--- START TASK INPUTS ---

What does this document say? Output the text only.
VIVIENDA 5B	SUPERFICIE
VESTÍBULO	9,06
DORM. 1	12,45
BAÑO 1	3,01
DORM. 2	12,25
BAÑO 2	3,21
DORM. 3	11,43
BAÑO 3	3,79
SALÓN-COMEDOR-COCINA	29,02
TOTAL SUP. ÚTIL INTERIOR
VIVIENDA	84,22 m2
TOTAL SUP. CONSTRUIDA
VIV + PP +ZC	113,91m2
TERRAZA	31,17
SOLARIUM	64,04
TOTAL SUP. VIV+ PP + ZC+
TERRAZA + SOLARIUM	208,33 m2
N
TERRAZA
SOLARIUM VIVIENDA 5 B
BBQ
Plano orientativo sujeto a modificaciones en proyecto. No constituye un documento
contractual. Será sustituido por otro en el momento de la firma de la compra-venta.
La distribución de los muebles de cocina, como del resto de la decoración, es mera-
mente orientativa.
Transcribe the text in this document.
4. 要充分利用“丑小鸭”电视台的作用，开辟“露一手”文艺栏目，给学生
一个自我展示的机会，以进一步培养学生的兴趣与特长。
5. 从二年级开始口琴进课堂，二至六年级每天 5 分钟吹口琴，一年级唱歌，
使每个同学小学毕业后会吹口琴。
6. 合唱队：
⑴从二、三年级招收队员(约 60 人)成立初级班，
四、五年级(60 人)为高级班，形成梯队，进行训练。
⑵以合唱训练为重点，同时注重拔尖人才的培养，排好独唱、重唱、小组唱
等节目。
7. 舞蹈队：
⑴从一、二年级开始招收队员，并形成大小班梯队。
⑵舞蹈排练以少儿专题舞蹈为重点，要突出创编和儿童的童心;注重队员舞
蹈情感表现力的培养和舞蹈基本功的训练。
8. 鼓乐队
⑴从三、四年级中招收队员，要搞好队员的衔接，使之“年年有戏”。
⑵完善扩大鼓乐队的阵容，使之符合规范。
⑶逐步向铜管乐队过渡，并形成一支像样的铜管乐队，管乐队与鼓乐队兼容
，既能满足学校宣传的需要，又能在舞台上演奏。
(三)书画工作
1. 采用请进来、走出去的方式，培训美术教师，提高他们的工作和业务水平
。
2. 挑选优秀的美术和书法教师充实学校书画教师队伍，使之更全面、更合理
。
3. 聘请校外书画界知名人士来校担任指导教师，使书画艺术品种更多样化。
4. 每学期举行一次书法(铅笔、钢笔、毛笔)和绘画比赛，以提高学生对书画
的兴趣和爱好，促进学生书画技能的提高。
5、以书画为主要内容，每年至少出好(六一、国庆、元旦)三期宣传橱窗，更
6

--- END TASK INPUTS ---

-- WHAT THE TASK ASKS --
Extract all lines of the records above that include "TERRAZA".

-- ANSWER BELOW --
TERRAZA	31,17
TERRAZA + SOLARIUM	208,33 m2
TERRAZA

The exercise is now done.